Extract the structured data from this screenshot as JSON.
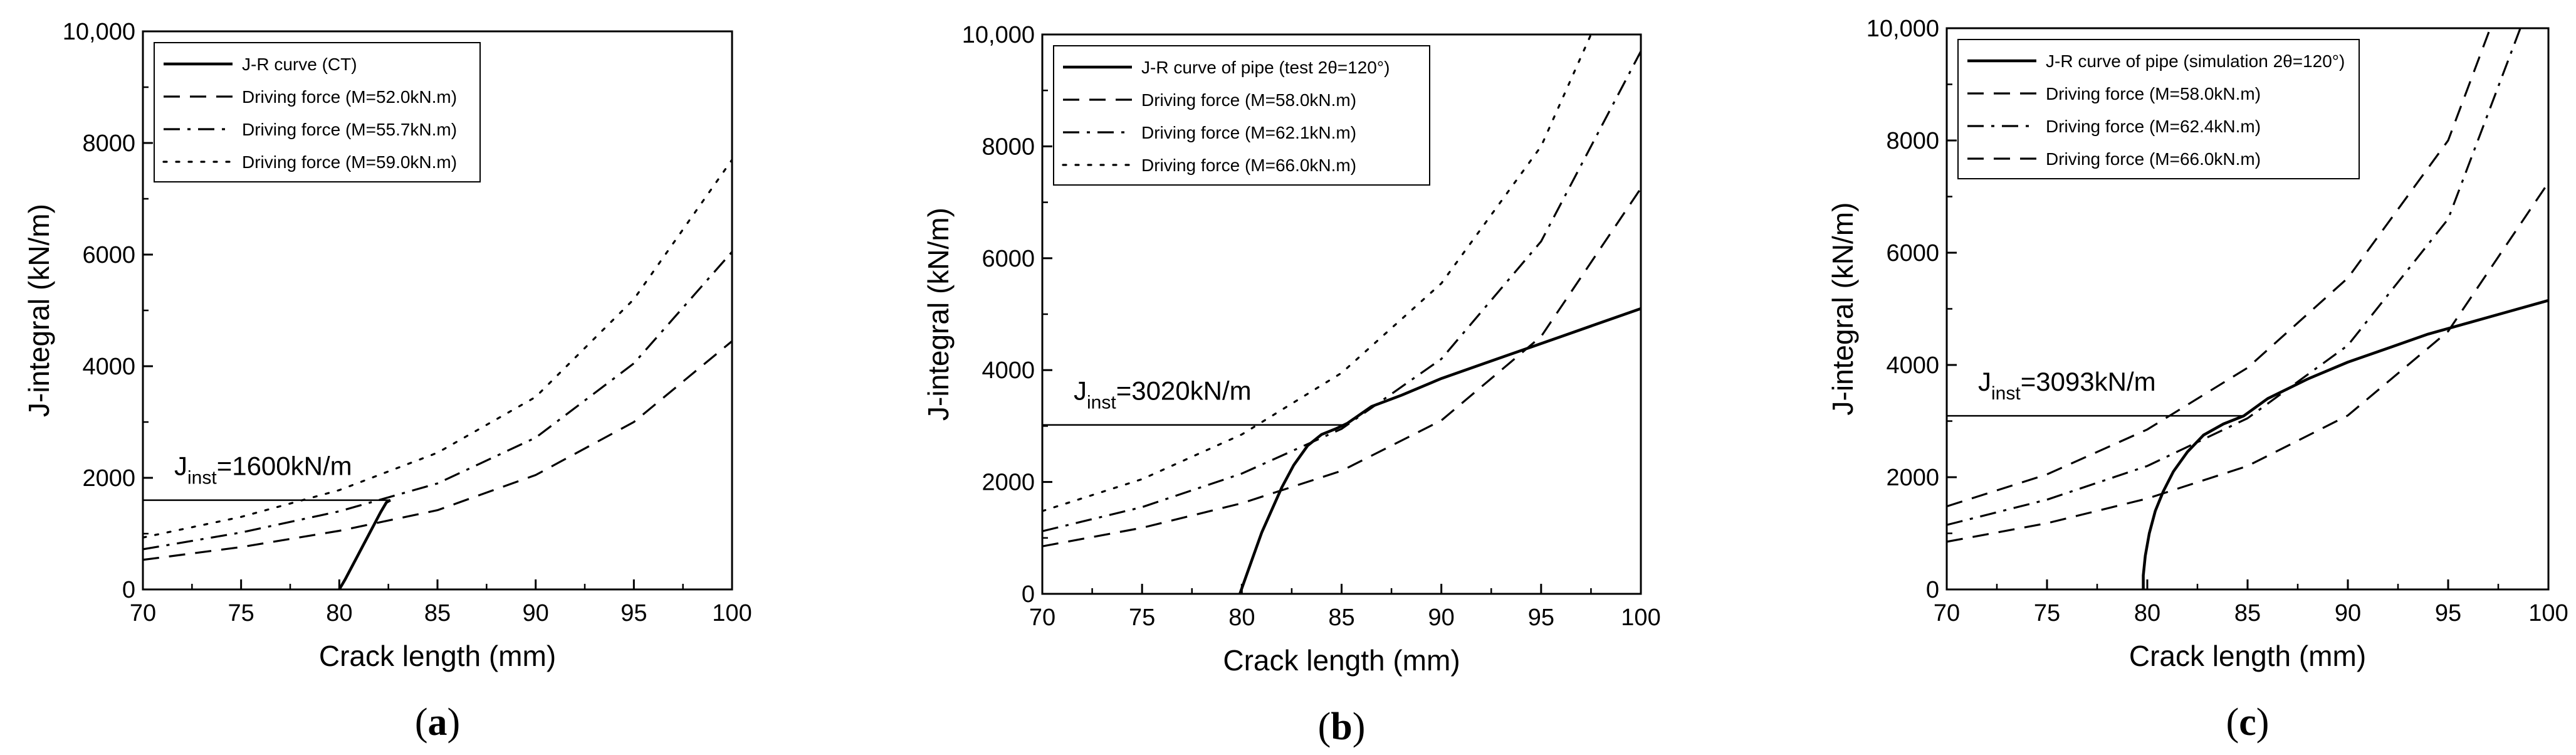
{
  "chart_data": [
    {
      "type": "line",
      "panel_label": "a",
      "xlabel": "Crack length (mm)",
      "ylabel": "J-integral (kN/m)",
      "xlim": [
        70,
        100
      ],
      "ylim": [
        0,
        10000
      ],
      "xticks": [
        70,
        75,
        80,
        85,
        90,
        95,
        100
      ],
      "yticks": [
        0,
        2000,
        4000,
        6000,
        8000,
        10000
      ],
      "ytick_labels": [
        "0",
        "2000",
        "4000",
        "6000",
        "8000",
        "10,000"
      ],
      "legend_position": "top-left",
      "annotation": {
        "text_main": "J",
        "text_sub": "inst",
        "text_rest": "=1600kN/m",
        "value": 1600,
        "x_end": 82.6
      },
      "series": [
        {
          "name": "J-R curve  (CT)",
          "style": "solid",
          "x": [
            80.0,
            80.3,
            80.6,
            80.9,
            81.2,
            81.5,
            81.8,
            82.1,
            82.4,
            82.6
          ],
          "y": [
            0,
            180,
            380,
            580,
            780,
            980,
            1180,
            1380,
            1560,
            1600
          ]
        },
        {
          "name": "Driving force (M=52.0kN.m)",
          "style": "dashed",
          "x": [
            70,
            75,
            80,
            85,
            90,
            95,
            100
          ],
          "y": [
            530,
            760,
            1050,
            1420,
            2050,
            3000,
            4450
          ]
        },
        {
          "name": "Driving force (M=55.7kN.m)",
          "style": "dashdot",
          "x": [
            70,
            75,
            80,
            85,
            90,
            95,
            100
          ],
          "y": [
            720,
            1020,
            1400,
            1900,
            2720,
            4050,
            6050
          ]
        },
        {
          "name": "Driving force (M=59.0kN.m)",
          "style": "dotted",
          "x": [
            70,
            75,
            80,
            85,
            90,
            95,
            100
          ],
          "y": [
            930,
            1300,
            1780,
            2450,
            3450,
            5200,
            7700
          ]
        }
      ]
    },
    {
      "type": "line",
      "panel_label": "b",
      "xlabel": "Crack length (mm)",
      "ylabel": "J-integral (kN/m)",
      "xlim": [
        70,
        100
      ],
      "ylim": [
        0,
        10000
      ],
      "xticks": [
        70,
        75,
        80,
        85,
        90,
        95,
        100
      ],
      "yticks": [
        0,
        2000,
        4000,
        6000,
        8000,
        10000
      ],
      "ytick_labels": [
        "0",
        "2000",
        "4000",
        "6000",
        "8000",
        "10,000"
      ],
      "legend_position": "top-left",
      "annotation": {
        "text_main": "J",
        "text_sub": "inst",
        "text_rest": "=3020kN/m",
        "value": 3020,
        "x_end": 85.3
      },
      "series": [
        {
          "name": "J-R curve of pipe (test 2θ=120°)",
          "style": "solid",
          "x": [
            79.9,
            80.2,
            80.6,
            81.0,
            81.5,
            82.0,
            82.6,
            83.3,
            84.0,
            84.7,
            85.3,
            86.5,
            88.0,
            90.0,
            92.0,
            94.0,
            96.0,
            98.0,
            100.0
          ],
          "y": [
            0,
            300,
            700,
            1100,
            1500,
            1900,
            2300,
            2650,
            2850,
            2950,
            3050,
            3350,
            3550,
            3850,
            4100,
            4350,
            4600,
            4850,
            5100
          ]
        },
        {
          "name": "Driving force (M=58.0kN.m)",
          "style": "dashed",
          "x": [
            70,
            75,
            80,
            85,
            90,
            95,
            100
          ],
          "y": [
            850,
            1180,
            1620,
            2200,
            3100,
            4600,
            7250
          ]
        },
        {
          "name": "Driving force (M=62.1kN.m)",
          "style": "dashdot",
          "x": [
            70,
            75,
            80,
            85,
            90,
            95,
            100
          ],
          "y": [
            1120,
            1550,
            2150,
            2950,
            4200,
            6300,
            9700
          ]
        },
        {
          "name": "Driving force (M=66.0kN.m)",
          "style": "dotted",
          "x": [
            70,
            75,
            80,
            85,
            90,
            95,
            97.5
          ],
          "y": [
            1480,
            2050,
            2850,
            3950,
            5550,
            8000,
            10000
          ]
        }
      ]
    },
    {
      "type": "line",
      "panel_label": "c",
      "xlabel": "Crack length (mm)",
      "ylabel": "J-integral (kN/m)",
      "xlim": [
        70,
        100
      ],
      "ylim": [
        0,
        10000
      ],
      "xticks": [
        70,
        75,
        80,
        85,
        90,
        95,
        100
      ],
      "yticks": [
        0,
        2000,
        4000,
        6000,
        8000,
        10000
      ],
      "ytick_labels": [
        "0",
        "2000",
        "4000",
        "6000",
        "8000",
        "10,000"
      ],
      "legend_position": "top-left",
      "annotation": {
        "text_main": "J",
        "text_sub": "inst",
        "text_rest": "=3093kN/m",
        "value": 3093,
        "x_end": 84.8
      },
      "series": [
        {
          "name": "J-R curve of pipe (simulation 2θ=120°)",
          "style": "solid",
          "x": [
            79.8,
            79.8,
            79.9,
            80.1,
            80.4,
            80.8,
            81.3,
            82.0,
            82.8,
            83.8,
            84.8,
            86.0,
            88.0,
            90.0,
            92.0,
            94.0,
            96.0,
            98.0,
            100.0
          ],
          "y": [
            0,
            250,
            600,
            1000,
            1400,
            1750,
            2100,
            2450,
            2750,
            2950,
            3090,
            3400,
            3750,
            4050,
            4300,
            4550,
            4750,
            4950,
            5150
          ]
        },
        {
          "name": "Driving force (M=58.0kN.m)",
          "style": "dashed",
          "x": [
            70,
            75,
            80,
            85,
            90,
            95,
            100
          ],
          "y": [
            850,
            1180,
            1620,
            2200,
            3100,
            4600,
            7250
          ]
        },
        {
          "name": "Driving force (M=62.4kN.m)",
          "style": "dashdot",
          "x": [
            70,
            75,
            80,
            85,
            90,
            95,
            98.6
          ],
          "y": [
            1150,
            1600,
            2200,
            3050,
            4350,
            6600,
            10000
          ]
        },
        {
          "name": "Driving force (M=66.0kN.m)",
          "style": "dashed",
          "x": [
            70,
            75,
            80,
            85,
            90,
            95,
            97.1
          ],
          "y": [
            1480,
            2050,
            2850,
            3950,
            5550,
            8000,
            10000
          ]
        }
      ]
    }
  ]
}
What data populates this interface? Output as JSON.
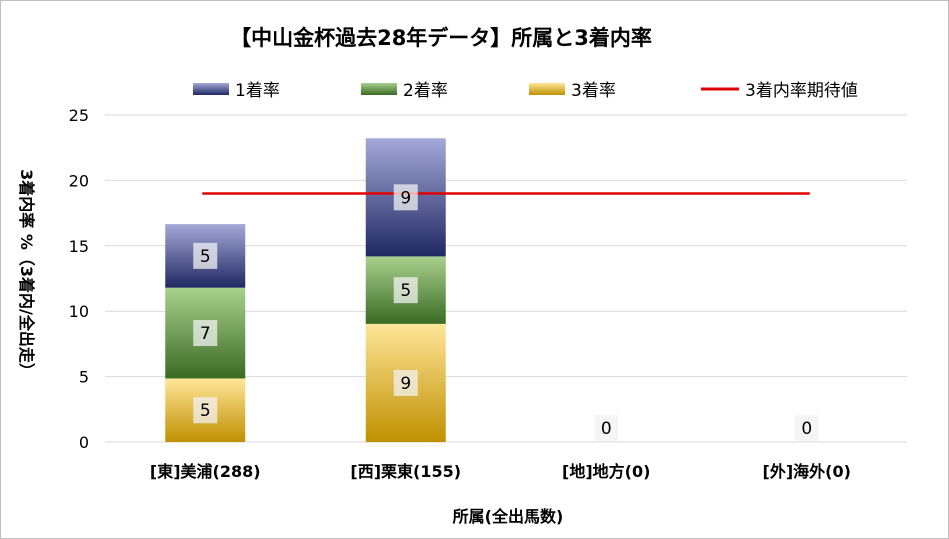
{
  "chart_data": {
    "type": "bar",
    "stacked": true,
    "title": "【中山金杯過去28年データ】所属と3着内率",
    "xlabel": "所属(全出馬数)",
    "ylabel": "3着内率 %（3着内/全出走）",
    "ylim": [
      0,
      25
    ],
    "yticks": [
      0,
      5,
      10,
      15,
      20,
      25
    ],
    "grid": true,
    "legend_position": "top",
    "categories": [
      "[東]美浦(288)",
      "[西]栗東(155)",
      "[地]地方(0)",
      "[外]海外(0)"
    ],
    "series": [
      {
        "name": "3着率",
        "values": [
          4.86,
          9.03,
          0,
          0
        ],
        "labels": [
          "5",
          "9",
          "0",
          "0"
        ],
        "color_top": "#ffe699",
        "color_bottom": "#bf9000"
      },
      {
        "name": "2着率",
        "values": [
          6.94,
          5.16,
          0,
          0
        ],
        "labels": [
          "7",
          "5",
          "",
          ""
        ],
        "color_top": "#a9d18e",
        "color_bottom": "#3a6b23"
      },
      {
        "name": "1着率",
        "values": [
          4.86,
          9.03,
          0,
          0
        ],
        "labels": [
          "5",
          "9",
          "",
          ""
        ],
        "color_top": "#a5a9d8",
        "color_bottom": "#202862"
      }
    ],
    "expected_line": {
      "name": "3着内率期待値",
      "value": 19.0,
      "color": "#e00000"
    }
  }
}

··········

Problem to solve:
Return every line of the records exactly as given, pictures excluded.

The answer:
Extract the structured data from this screenshot as JSON.
{
  "chart_data": [
    {
      "type": "line",
      "panel_label": "a",
      "xlabel": "Crack length (mm)",
      "ylabel": "J-integral (kN/m)",
      "xlim": [
        70,
        100
      ],
      "ylim": [
        0,
        10000
      ],
      "xticks": [
        70,
        75,
        80,
        85,
        90,
        95,
        100
      ],
      "yticks": [
        0,
        2000,
        4000,
        6000,
        8000,
        10000
      ],
      "ytick_labels": [
        "0",
        "2000",
        "4000",
        "6000",
        "8000",
        "10,000"
      ],
      "legend_position": "top-left",
      "annotation": {
        "text_main": "J",
        "text_sub": "inst",
        "text_rest": "=1600kN/m",
        "value": 1600,
        "x_end": 82.6
      },
      "series": [
        {
          "name": "J-R curve  (CT)",
          "style": "solid",
          "x": [
            80.0,
            80.3,
            80.6,
            80.9,
            81.2,
            81.5,
            81.8,
            82.1,
            82.4,
            82.6
          ],
          "y": [
            0,
            180,
            380,
            580,
            780,
            980,
            1180,
            1380,
            1560,
            1600
          ]
        },
        {
          "name": "Driving force (M=52.0kN.m)",
          "style": "dashed",
          "x": [
            70,
            75,
            80,
            85,
            90,
            95,
            100
          ],
          "y": [
            530,
            760,
            1050,
            1420,
            2050,
            3000,
            4450
          ]
        },
        {
          "name": "Driving force (M=55.7kN.m)",
          "style": "dashdot",
          "x": [
            70,
            75,
            80,
            85,
            90,
            95,
            100
          ],
          "y": [
            720,
            1020,
            1400,
            1900,
            2720,
            4050,
            6050
          ]
        },
        {
          "name": "Driving force (M=59.0kN.m)",
          "style": "dotted",
          "x": [
            70,
            75,
            80,
            85,
            90,
            95,
            100
          ],
          "y": [
            930,
            1300,
            1780,
            2450,
            3450,
            5200,
            7700
          ]
        }
      ]
    },
    {
      "type": "line",
      "panel_label": "b",
      "xlabel": "Crack length (mm)",
      "ylabel": "J-integral (kN/m)",
      "xlim": [
        70,
        100
      ],
      "ylim": [
        0,
        10000
      ],
      "xticks": [
        70,
        75,
        80,
        85,
        90,
        95,
        100
      ],
      "yticks": [
        0,
        2000,
        4000,
        6000,
        8000,
        10000
      ],
      "ytick_labels": [
        "0",
        "2000",
        "4000",
        "6000",
        "8000",
        "10,000"
      ],
      "legend_position": "top-left",
      "annotation": {
        "text_main": "J",
        "text_sub": "inst",
        "text_rest": "=3020kN/m",
        "value": 3020,
        "x_end": 85.3
      },
      "series": [
        {
          "name": "J-R curve of pipe (test 2θ=120°)",
          "style": "solid",
          "x": [
            79.9,
            80.2,
            80.6,
            81.0,
            81.5,
            82.0,
            82.6,
            83.3,
            84.0,
            84.7,
            85.3,
            86.5,
            88.0,
            90.0,
            92.0,
            94.0,
            96.0,
            98.0,
            100.0
          ],
          "y": [
            0,
            300,
            700,
            1100,
            1500,
            1900,
            2300,
            2650,
            2850,
            2950,
            3050,
            3350,
            3550,
            3850,
            4100,
            4350,
            4600,
            4850,
            5100
          ]
        },
        {
          "name": "Driving force (M=58.0kN.m)",
          "style": "dashed",
          "x": [
            70,
            75,
            80,
            85,
            90,
            95,
            100
          ],
          "y": [
            850,
            1180,
            1620,
            2200,
            3100,
            4600,
            7250
          ]
        },
        {
          "name": "Driving force (M=62.1kN.m)",
          "style": "dashdot",
          "x": [
            70,
            75,
            80,
            85,
            90,
            95,
            100
          ],
          "y": [
            1120,
            1550,
            2150,
            2950,
            4200,
            6300,
            9700
          ]
        },
        {
          "name": "Driving force (M=66.0kN.m)",
          "style": "dotted",
          "x": [
            70,
            75,
            80,
            85,
            90,
            95,
            97.5
          ],
          "y": [
            1480,
            2050,
            2850,
            3950,
            5550,
            8000,
            10000
          ]
        }
      ]
    },
    {
      "type": "line",
      "panel_label": "c",
      "xlabel": "Crack length (mm)",
      "ylabel": "J-integral (kN/m)",
      "xlim": [
        70,
        100
      ],
      "ylim": [
        0,
        10000
      ],
      "xticks": [
        70,
        75,
        80,
        85,
        90,
        95,
        100
      ],
      "yticks": [
        0,
        2000,
        4000,
        6000,
        8000,
        10000
      ],
      "ytick_labels": [
        "0",
        "2000",
        "4000",
        "6000",
        "8000",
        "10,000"
      ],
      "legend_position": "top-left",
      "annotation": {
        "text_main": "J",
        "text_sub": "inst",
        "text_rest": "=3093kN/m",
        "value": 3093,
        "x_end": 84.8
      },
      "series": [
        {
          "name": "J-R curve of pipe (simulation 2θ=120°)",
          "style": "solid",
          "x": [
            79.8,
            79.8,
            79.9,
            80.1,
            80.4,
            80.8,
            81.3,
            82.0,
            82.8,
            83.8,
            84.8,
            86.0,
            88.0,
            90.0,
            92.0,
            94.0,
            96.0,
            98.0,
            100.0
          ],
          "y": [
            0,
            250,
            600,
            1000,
            1400,
            1750,
            2100,
            2450,
            2750,
            2950,
            3090,
            3400,
            3750,
            4050,
            4300,
            4550,
            4750,
            4950,
            5150
          ]
        },
        {
          "name": "Driving force (M=58.0kN.m)",
          "style": "dashed",
          "x": [
            70,
            75,
            80,
            85,
            90,
            95,
            100
          ],
          "y": [
            850,
            1180,
            1620,
            2200,
            3100,
            4600,
            7250
          ]
        },
        {
          "name": "Driving force (M=62.4kN.m)",
          "style": "dashdot",
          "x": [
            70,
            75,
            80,
            85,
            90,
            95,
            98.6
          ],
          "y": [
            1150,
            1600,
            2200,
            3050,
            4350,
            6600,
            10000
          ]
        },
        {
          "name": "Driving force (M=66.0kN.m)",
          "style": "dashed",
          "x": [
            70,
            75,
            80,
            85,
            90,
            95,
            97.1
          ],
          "y": [
            1480,
            2050,
            2850,
            3950,
            5550,
            8000,
            10000
          ]
        }
      ]
    }
  ]
}
What data populates this interface? Output as JSON.
{
  "chart_data": {
    "type": "bar",
    "stacked": true,
    "title": "【中山金杯過去28年データ】所属と3着内率",
    "xlabel": "所属(全出馬数)",
    "ylabel": "3着内率 %（3着内/全出走）",
    "ylim": [
      0,
      25
    ],
    "yticks": [
      0,
      5,
      10,
      15,
      20,
      25
    ],
    "grid": true,
    "legend_position": "top",
    "categories": [
      "[東]美浦(288)",
      "[西]栗東(155)",
      "[地]地方(0)",
      "[外]海外(0)"
    ],
    "series": [
      {
        "name": "3着率",
        "values": [
          4.86,
          9.03,
          0,
          0
        ],
        "labels": [
          "5",
          "9",
          "0",
          "0"
        ],
        "color_top": "#ffe699",
        "color_bottom": "#bf9000"
      },
      {
        "name": "2着率",
        "values": [
          6.94,
          5.16,
          0,
          0
        ],
        "labels": [
          "7",
          "5",
          "",
          ""
        ],
        "color_top": "#a9d18e",
        "color_bottom": "#3a6b23"
      },
      {
        "name": "1着率",
        "values": [
          4.86,
          9.03,
          0,
          0
        ],
        "labels": [
          "5",
          "9",
          "",
          ""
        ],
        "color_top": "#a5a9d8",
        "color_bottom": "#202862"
      }
    ],
    "expected_line": {
      "name": "3着内率期待値",
      "value": 19.0,
      "color": "#e00000"
    }
  }
}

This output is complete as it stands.